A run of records
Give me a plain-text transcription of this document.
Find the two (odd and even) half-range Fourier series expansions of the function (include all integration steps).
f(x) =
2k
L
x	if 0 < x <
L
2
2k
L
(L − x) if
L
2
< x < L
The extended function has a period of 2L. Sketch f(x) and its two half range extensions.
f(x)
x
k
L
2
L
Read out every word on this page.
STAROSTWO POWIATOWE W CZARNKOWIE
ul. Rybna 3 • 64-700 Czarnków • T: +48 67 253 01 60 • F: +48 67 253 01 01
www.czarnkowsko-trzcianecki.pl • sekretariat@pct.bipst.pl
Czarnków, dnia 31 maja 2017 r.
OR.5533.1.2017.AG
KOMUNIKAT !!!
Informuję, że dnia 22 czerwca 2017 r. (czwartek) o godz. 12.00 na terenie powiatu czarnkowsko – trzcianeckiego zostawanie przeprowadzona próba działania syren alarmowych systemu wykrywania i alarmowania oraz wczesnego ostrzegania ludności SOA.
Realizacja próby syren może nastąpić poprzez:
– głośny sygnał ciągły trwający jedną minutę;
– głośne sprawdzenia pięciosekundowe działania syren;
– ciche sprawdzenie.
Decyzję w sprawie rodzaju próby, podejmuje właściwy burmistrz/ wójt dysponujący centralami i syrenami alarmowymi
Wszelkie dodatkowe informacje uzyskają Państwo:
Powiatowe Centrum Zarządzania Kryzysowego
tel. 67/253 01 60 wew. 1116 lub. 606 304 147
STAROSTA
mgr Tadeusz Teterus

--

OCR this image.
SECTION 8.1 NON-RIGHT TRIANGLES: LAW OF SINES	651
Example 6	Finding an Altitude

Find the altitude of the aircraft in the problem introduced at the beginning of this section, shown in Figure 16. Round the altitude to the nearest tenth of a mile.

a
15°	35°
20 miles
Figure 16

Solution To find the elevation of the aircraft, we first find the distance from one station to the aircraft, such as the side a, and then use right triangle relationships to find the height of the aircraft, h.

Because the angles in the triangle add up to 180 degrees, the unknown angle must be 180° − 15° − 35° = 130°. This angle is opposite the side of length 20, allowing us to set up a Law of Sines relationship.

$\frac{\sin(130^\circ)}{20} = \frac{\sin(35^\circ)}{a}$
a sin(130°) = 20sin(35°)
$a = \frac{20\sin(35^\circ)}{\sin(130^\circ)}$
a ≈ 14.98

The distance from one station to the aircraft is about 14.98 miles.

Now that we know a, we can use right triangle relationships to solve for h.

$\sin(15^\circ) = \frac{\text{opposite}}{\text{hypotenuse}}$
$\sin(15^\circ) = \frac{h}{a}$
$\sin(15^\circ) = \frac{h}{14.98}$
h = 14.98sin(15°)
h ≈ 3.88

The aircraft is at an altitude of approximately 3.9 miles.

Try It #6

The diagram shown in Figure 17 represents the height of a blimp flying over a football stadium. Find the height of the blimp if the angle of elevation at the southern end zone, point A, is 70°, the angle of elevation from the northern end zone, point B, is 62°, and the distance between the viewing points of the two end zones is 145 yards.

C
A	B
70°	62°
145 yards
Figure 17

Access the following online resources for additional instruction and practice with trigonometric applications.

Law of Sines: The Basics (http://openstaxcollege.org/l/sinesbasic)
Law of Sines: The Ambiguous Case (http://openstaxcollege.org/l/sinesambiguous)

--

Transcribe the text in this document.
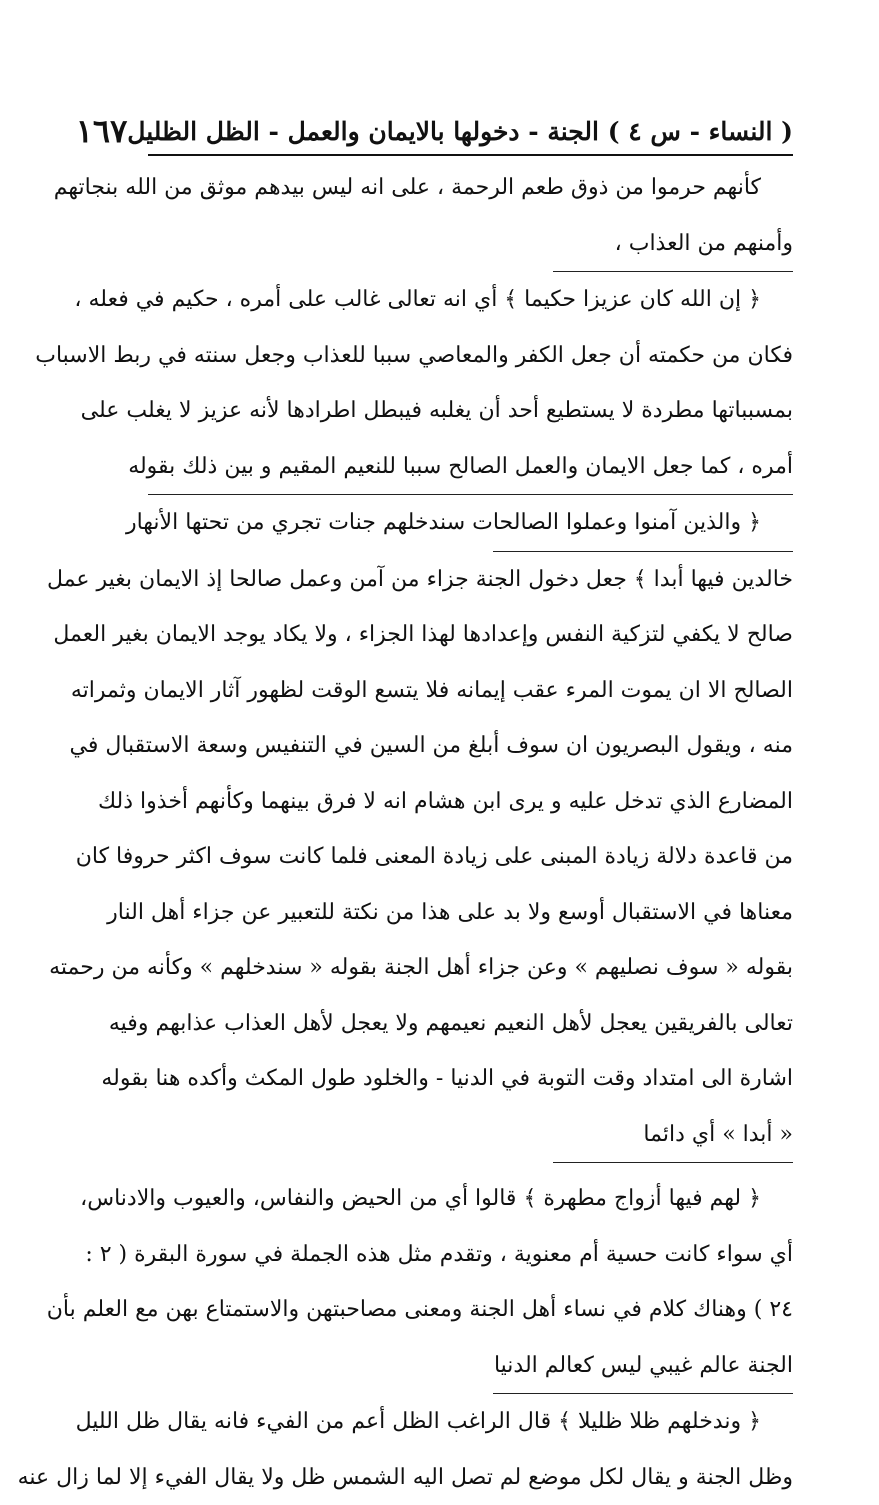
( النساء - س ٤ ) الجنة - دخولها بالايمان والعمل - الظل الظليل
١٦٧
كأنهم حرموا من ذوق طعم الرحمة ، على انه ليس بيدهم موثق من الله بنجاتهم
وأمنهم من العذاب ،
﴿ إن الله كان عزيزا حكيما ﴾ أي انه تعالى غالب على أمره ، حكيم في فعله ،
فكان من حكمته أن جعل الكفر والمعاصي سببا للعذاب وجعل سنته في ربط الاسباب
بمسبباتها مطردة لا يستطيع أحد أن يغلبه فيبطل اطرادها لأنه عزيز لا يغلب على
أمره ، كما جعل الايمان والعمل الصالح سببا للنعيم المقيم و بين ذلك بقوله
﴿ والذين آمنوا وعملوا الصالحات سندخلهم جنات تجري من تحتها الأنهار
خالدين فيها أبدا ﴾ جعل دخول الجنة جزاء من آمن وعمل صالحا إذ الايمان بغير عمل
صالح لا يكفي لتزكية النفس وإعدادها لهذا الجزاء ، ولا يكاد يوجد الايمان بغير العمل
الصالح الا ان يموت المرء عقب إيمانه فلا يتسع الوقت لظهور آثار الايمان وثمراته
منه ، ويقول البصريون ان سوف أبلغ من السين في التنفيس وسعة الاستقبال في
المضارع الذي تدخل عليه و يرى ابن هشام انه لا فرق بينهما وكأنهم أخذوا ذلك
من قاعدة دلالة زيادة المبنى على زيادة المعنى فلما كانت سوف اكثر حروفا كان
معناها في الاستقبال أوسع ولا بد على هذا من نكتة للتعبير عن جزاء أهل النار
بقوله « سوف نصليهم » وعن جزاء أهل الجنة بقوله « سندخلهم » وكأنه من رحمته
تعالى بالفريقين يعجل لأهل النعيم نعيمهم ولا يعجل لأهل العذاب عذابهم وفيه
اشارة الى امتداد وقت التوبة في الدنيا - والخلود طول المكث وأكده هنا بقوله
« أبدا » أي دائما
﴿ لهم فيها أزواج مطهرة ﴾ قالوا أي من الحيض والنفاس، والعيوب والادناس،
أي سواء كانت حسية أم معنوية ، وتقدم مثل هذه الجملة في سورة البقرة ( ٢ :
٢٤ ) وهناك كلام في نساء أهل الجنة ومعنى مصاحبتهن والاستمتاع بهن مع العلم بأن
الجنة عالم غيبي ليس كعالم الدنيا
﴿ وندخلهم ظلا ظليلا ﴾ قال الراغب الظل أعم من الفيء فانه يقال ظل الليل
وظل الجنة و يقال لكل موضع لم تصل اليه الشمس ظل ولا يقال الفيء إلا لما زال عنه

● Task to complete
Lines that include the word "الجنة" — how many are there in the data? Answer with the number alone.

● Written response
6